Given text:

»»

Despite the clear language and ruling in Bangayan, however, Justice Lazaro-Javier insists on a qualified reading of the Court's pronouncements. According to her:
It is clear that our criminal statutes and the current trend of our jurisprudence on the sexual activities of children endeavor to strike a balance between protecting children from the harms associated with sexual activities with adults (i.e., to protect young people from sexual exploitation) while allowing teenagers to engage in sexual experimentation and relationships with close-in-age peers and only in very exceptional cases with adults of considerable age gap (i.e., to preserve their ability to have non-exploitative sexual contact). The important thing to remember, though, is that by default, the inherent power imbalance between adults and children vitiates consensual sexual relations between them.[53]
It is unclear what Justice Lazaro-Javier's legal bases are in claiming the foregoing. The language used by the Court in Bangayan was to categorically and unequivocally rule that "[w]hile difference in age may be an indication of coercion and intimidation and negates the presence of sexual consent, this should not be blindly applied to all instances of alleged sexual abuse cases."[54] The very facts of Bangayan involved a 15-year age difference between the accused and the complainant. In Monroy v. People[55] (Monroy), itself cited in Bangayan, the parties involved had a 14-year age difference — the girl being 14 years old, just like AAA in this case, and the accused being 28 years old. In neither of these cases did the Court say that "the inherent power imbalance between adults and children vitiates consensual sexual relations between them," nor did the Court say that our laws only allow sexual relationships between minors close-in-age. It is, at most, an indication of coercion, but it does not automatically supply such coercion.

Citing a ruling of Sasketchawan Court of Queen's Bench,[56] however, Justice Lazaro-Javier insists:
x x x A child who, we as a community, would accept to have validly consented to explicit sexual activity with a peer, however, cannot validly consent to explicit sexual activity with an adult. There is an inherent power imbalance between adults and young people, and adults are expected to decline explicit sexual activity, in fact even mere amorous relationships, as a result.[57]
Justice Lazaro-Javier, however, cannot insist on this "power imbalance" based analysis in the face of an express, categorical, and unequivocal ruling by the Supreme Court of the Philippines that: (1) those between ages 12 to 18 can validly give sexual consent, and (2) the validity of their consent must be determined on a case-to-case basis, with age gap being only one of the many things that a court should look at.

««

Records provided:
»»

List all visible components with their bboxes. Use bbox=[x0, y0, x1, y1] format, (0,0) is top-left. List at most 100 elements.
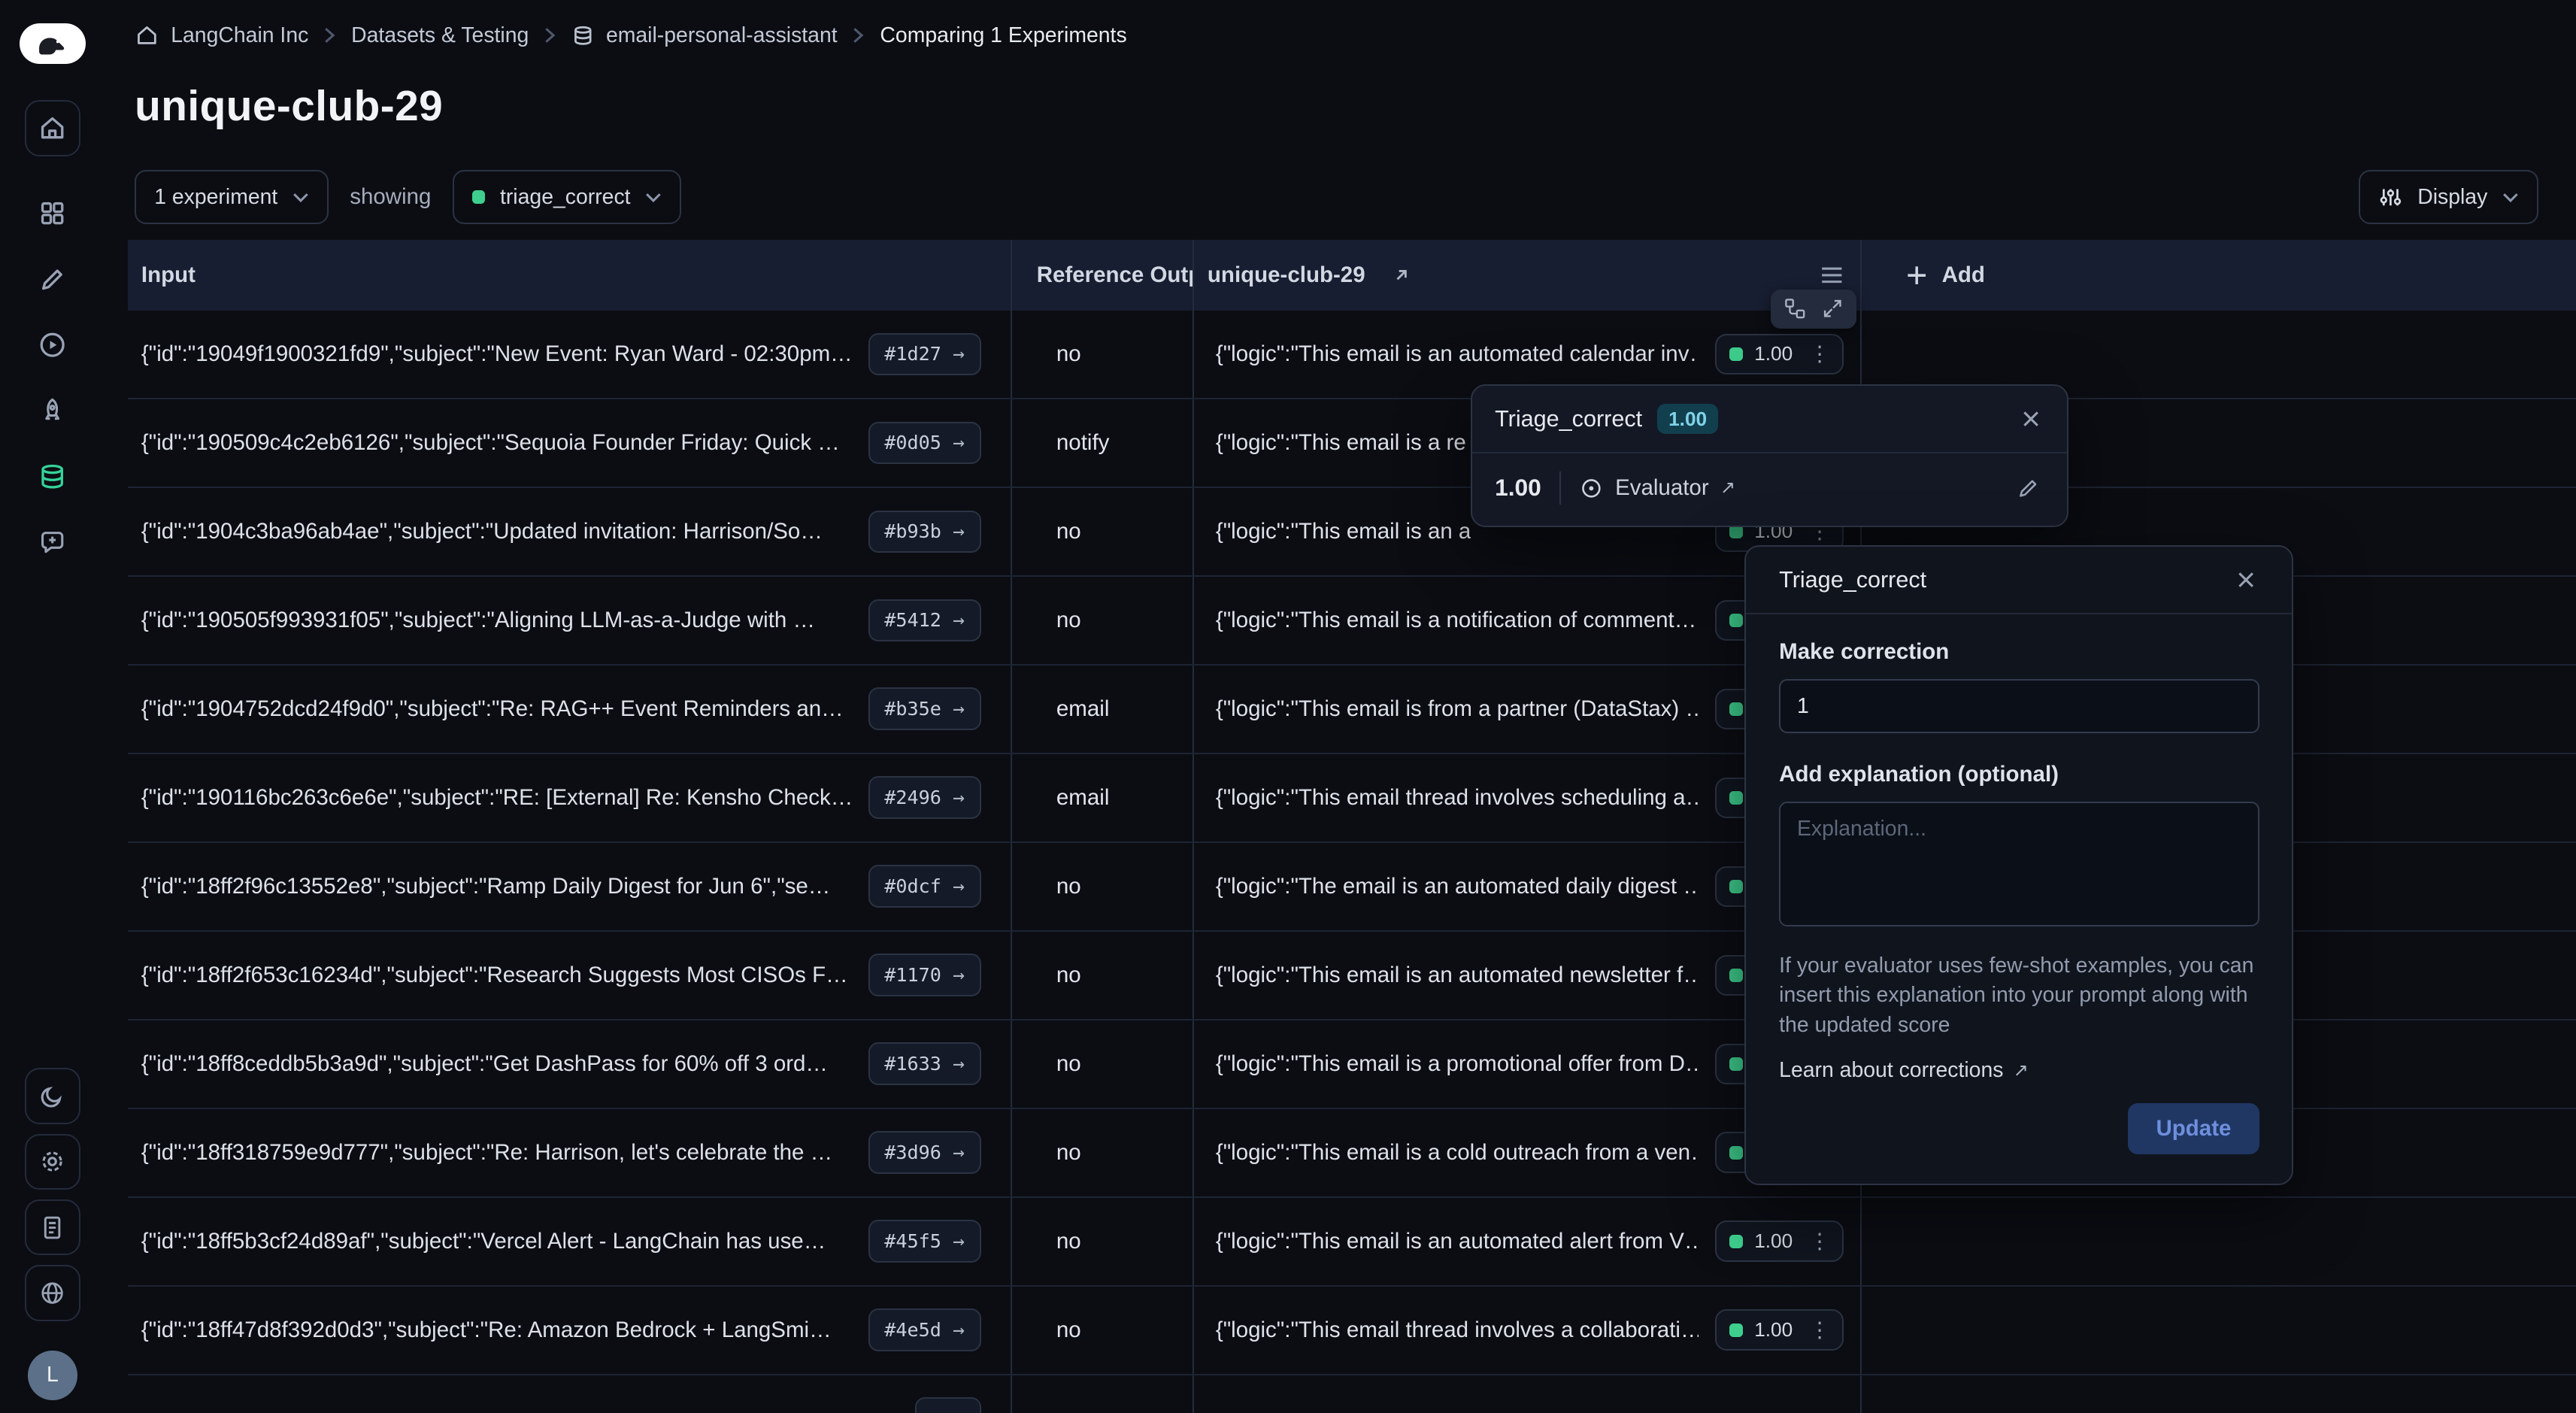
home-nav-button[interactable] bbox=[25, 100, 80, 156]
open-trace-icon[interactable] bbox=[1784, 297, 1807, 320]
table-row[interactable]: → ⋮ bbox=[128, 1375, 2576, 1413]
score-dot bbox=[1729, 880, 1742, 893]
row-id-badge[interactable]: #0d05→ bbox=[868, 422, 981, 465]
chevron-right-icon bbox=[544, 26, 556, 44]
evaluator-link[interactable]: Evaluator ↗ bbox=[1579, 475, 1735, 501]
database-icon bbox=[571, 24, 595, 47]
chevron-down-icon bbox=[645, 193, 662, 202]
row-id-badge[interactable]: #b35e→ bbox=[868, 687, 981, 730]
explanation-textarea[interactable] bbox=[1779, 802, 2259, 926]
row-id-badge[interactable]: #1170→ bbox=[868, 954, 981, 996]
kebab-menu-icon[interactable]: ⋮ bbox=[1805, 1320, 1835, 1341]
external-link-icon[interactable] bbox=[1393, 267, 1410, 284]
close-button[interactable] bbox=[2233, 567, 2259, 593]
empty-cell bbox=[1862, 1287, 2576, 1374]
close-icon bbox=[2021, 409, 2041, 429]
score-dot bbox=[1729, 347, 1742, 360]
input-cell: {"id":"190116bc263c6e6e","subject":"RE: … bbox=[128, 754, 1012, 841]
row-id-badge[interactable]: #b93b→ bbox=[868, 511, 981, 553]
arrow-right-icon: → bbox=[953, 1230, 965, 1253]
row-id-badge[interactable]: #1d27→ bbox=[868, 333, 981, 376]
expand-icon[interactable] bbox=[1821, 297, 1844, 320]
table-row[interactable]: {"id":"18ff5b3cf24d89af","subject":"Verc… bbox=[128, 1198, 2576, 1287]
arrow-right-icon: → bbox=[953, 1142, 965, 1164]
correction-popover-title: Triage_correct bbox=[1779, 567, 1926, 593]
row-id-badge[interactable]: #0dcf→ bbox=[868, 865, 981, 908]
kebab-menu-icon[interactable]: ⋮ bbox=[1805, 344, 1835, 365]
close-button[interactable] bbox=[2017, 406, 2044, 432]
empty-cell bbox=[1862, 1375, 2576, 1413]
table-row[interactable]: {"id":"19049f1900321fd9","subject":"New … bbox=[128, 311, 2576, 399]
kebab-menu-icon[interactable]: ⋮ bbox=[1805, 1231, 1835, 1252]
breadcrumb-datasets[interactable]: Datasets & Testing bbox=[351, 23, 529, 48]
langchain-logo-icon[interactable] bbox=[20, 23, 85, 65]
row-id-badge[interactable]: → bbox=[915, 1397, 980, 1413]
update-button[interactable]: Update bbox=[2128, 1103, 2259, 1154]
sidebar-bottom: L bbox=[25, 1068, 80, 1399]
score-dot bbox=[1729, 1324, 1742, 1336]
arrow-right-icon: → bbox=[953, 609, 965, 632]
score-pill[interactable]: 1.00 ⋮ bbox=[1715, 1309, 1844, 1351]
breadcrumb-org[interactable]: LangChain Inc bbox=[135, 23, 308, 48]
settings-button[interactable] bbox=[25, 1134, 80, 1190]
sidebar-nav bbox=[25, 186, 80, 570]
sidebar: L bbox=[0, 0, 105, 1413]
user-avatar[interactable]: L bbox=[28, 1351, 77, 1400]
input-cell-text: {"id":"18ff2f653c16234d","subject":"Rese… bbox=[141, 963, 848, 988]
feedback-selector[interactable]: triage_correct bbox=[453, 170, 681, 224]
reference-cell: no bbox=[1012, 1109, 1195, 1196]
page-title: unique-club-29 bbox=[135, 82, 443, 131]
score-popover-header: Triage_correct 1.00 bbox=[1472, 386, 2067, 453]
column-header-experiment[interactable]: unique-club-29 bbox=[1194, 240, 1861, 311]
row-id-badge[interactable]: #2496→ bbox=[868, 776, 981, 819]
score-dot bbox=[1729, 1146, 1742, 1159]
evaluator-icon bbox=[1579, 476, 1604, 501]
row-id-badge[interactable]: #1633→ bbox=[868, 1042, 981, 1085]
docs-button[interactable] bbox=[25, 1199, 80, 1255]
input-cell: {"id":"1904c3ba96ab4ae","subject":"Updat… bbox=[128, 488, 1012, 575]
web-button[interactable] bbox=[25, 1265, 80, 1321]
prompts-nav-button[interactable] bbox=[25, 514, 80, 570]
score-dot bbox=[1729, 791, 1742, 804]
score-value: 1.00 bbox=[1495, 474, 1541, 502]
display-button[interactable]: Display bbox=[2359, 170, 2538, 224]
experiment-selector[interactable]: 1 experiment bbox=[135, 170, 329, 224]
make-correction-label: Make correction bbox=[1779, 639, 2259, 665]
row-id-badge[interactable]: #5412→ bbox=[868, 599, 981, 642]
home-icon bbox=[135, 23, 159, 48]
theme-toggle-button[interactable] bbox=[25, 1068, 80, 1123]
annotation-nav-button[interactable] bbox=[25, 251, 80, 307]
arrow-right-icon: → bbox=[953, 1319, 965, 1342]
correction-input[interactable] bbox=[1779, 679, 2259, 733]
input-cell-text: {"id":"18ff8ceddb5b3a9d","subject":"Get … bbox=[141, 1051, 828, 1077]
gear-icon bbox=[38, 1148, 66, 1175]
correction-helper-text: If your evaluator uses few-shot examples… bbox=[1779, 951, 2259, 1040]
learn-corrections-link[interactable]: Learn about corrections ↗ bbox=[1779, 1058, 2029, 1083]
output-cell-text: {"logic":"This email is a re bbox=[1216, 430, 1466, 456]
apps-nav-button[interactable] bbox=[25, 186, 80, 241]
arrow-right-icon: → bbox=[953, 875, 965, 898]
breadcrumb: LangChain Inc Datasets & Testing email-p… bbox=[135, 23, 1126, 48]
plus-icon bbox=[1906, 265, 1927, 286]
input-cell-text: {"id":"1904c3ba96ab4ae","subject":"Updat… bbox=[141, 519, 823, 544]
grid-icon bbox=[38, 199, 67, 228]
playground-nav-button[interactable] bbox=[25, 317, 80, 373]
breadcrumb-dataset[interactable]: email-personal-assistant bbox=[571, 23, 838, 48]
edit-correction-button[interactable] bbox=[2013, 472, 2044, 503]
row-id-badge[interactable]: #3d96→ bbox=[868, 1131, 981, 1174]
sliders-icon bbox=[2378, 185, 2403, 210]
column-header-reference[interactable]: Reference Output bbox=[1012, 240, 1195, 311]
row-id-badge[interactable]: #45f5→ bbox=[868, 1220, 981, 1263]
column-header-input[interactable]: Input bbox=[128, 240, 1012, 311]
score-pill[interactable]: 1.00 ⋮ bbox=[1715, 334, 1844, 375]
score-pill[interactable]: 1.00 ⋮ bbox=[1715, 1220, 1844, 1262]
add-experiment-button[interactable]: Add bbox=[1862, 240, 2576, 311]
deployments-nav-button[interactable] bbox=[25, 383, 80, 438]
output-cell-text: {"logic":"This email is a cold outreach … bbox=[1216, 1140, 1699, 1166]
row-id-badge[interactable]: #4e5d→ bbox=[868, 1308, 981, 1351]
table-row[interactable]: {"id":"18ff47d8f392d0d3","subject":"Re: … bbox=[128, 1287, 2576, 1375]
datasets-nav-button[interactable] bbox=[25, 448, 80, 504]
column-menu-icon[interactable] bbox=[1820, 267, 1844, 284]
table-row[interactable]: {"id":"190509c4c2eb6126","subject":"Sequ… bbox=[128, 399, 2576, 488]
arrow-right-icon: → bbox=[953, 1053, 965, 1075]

««
»»

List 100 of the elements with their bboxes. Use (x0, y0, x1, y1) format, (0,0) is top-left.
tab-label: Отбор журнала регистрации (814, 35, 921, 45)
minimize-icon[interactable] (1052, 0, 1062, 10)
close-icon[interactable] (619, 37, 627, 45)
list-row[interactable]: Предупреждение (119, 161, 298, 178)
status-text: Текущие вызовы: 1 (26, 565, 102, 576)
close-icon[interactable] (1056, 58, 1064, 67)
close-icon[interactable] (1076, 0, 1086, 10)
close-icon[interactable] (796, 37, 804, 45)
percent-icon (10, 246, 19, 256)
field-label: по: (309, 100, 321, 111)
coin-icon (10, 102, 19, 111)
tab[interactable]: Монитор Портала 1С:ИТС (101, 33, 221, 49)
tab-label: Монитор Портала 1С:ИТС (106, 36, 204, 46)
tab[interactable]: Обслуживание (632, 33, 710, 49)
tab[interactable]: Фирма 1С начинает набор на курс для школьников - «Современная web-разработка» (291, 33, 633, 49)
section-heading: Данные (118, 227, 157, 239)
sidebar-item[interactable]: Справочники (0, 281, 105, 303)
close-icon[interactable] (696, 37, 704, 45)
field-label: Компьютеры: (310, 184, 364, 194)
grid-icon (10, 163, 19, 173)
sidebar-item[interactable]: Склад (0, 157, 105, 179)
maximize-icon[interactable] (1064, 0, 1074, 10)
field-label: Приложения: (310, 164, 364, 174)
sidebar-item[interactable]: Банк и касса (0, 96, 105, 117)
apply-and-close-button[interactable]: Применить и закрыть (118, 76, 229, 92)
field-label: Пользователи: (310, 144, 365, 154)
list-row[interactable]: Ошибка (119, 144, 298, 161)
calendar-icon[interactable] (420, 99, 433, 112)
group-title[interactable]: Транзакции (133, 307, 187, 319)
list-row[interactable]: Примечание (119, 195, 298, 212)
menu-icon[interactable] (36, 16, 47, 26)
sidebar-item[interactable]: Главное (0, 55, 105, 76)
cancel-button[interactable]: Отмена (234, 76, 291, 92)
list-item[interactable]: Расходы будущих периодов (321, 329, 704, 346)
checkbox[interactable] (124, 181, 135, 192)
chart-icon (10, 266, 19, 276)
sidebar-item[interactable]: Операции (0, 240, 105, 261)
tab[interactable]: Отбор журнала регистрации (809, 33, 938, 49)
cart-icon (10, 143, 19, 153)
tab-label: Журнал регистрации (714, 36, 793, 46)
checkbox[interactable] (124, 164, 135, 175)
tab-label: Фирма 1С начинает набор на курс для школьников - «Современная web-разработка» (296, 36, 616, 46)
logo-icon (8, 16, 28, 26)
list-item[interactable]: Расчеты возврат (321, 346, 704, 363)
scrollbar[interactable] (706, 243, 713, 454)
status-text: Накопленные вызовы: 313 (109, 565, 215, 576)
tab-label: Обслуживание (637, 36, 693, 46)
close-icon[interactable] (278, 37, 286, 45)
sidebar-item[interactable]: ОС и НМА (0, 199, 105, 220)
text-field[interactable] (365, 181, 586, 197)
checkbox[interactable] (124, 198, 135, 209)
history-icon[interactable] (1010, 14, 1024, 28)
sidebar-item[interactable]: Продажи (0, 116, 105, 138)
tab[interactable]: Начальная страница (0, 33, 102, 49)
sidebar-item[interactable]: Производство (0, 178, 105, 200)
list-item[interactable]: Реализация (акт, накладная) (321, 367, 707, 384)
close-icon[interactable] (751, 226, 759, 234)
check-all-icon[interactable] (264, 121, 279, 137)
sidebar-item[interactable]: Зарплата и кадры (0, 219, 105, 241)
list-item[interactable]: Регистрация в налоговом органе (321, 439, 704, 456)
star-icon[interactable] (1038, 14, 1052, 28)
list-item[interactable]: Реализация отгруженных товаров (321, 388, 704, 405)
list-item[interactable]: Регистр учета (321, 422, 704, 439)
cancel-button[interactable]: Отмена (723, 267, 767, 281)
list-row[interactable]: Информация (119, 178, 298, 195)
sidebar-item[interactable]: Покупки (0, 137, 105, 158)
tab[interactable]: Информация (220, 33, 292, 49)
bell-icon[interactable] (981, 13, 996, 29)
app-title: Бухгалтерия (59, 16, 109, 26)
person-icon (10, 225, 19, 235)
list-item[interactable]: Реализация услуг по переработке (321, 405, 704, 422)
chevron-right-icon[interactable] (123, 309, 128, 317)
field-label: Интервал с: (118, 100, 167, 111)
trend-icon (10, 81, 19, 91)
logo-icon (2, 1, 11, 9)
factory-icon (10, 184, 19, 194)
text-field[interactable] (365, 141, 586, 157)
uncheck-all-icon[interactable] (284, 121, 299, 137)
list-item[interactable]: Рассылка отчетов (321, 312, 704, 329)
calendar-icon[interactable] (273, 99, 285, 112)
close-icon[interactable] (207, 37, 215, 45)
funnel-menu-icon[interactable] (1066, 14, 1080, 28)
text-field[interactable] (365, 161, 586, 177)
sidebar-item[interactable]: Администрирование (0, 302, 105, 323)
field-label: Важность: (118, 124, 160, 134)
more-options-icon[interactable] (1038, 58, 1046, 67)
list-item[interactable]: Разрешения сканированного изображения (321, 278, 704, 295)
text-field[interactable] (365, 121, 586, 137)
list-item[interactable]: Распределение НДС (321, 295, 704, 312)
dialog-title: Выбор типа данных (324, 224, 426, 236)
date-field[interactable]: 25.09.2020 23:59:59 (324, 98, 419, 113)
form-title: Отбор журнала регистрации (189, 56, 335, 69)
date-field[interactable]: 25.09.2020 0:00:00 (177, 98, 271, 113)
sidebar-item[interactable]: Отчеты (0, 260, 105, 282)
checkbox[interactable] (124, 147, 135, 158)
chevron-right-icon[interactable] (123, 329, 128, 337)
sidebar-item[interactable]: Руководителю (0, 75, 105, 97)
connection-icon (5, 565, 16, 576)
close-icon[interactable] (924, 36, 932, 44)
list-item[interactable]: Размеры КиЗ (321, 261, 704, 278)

««
»»

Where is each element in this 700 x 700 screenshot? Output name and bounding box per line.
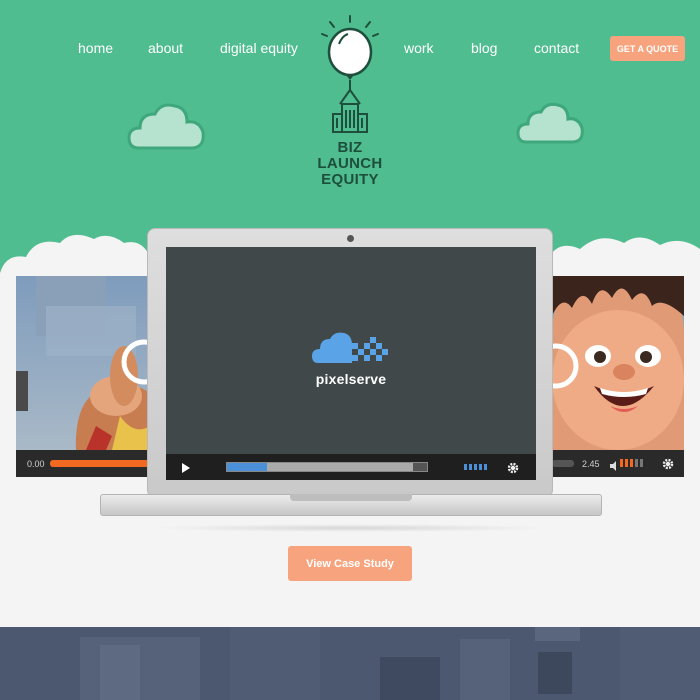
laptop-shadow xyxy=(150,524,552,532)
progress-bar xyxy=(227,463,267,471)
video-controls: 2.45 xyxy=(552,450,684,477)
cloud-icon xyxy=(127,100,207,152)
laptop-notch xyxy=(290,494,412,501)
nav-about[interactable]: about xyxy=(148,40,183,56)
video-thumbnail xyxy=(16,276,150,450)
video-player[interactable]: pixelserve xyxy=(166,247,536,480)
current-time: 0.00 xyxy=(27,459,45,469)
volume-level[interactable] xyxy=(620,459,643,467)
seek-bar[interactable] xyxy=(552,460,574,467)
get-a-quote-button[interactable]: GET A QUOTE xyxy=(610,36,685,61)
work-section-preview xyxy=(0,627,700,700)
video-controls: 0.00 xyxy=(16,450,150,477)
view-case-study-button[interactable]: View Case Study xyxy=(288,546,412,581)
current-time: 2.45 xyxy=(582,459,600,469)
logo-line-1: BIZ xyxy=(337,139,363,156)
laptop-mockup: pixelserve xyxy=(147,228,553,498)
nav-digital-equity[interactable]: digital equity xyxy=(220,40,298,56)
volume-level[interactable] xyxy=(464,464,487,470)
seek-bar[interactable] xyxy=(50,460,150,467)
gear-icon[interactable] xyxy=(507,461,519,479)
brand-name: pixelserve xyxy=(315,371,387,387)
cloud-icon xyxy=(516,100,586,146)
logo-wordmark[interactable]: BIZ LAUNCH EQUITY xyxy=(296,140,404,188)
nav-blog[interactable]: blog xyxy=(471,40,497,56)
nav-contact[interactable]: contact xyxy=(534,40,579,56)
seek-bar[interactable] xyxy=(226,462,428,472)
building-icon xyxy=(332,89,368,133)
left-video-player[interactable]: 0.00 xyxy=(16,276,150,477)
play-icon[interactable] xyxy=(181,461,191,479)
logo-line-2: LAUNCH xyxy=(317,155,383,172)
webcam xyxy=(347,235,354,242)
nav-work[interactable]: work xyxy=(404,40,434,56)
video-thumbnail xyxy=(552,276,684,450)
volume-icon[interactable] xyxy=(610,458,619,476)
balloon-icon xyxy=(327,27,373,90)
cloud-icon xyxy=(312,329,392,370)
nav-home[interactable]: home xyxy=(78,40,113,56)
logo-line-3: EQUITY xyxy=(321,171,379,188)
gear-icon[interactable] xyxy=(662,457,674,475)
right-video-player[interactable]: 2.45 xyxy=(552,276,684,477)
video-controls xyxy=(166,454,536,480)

««

Exercise requirements:
**A.** Summarize the excerpt on Bangayan in two sentences.
**B.** Condense the paragraph of the excerpt on Bangayan that begins "It is unclear what Justice Lazaro-Javier's legal bases are" into a bulleted list that keeps its main facts.

Set of answers:
**A.** Justice Lazaro-Javier reads Bangayan as qualified, claiming that the inherent power imbalance between adults and children vitiates consensual sexual relations by default, but the excerpt on Bangayan says her legal bases for this are unclear. Neither Bangayan, with its 15-year age gap, nor Monroy, with its 14-year gap, said this; the Supreme Court ruled that those aged 12 to 18 can validly consent and that validity is judged case by case, with the age gap being only one factor and at most an indication of coercion.

**B.**
- Justice Lazaro-Javier's legal bases for her claim are unclear.
- In Bangayan, the Court categorically ruled that age difference may indicate coercion and intimidation and negate sexual consent, but it should not be blindly applied to all alleged sexual abuse cases.
- Bangayan itself involved a 15-year age difference between the accused and the complainant.
- Monroy v. People, cited in Bangayan, involved a 14-year age difference: the girl was 14, like AAA in this case, and the accused was 28.
- Neither case said that the inherent power imbalance between adults and children vitiates consensual sexual relations. Neither said that the law allows sexual relationships only between minors close in age.
- Age difference is at most an indication of coercion and does not automatically supply it.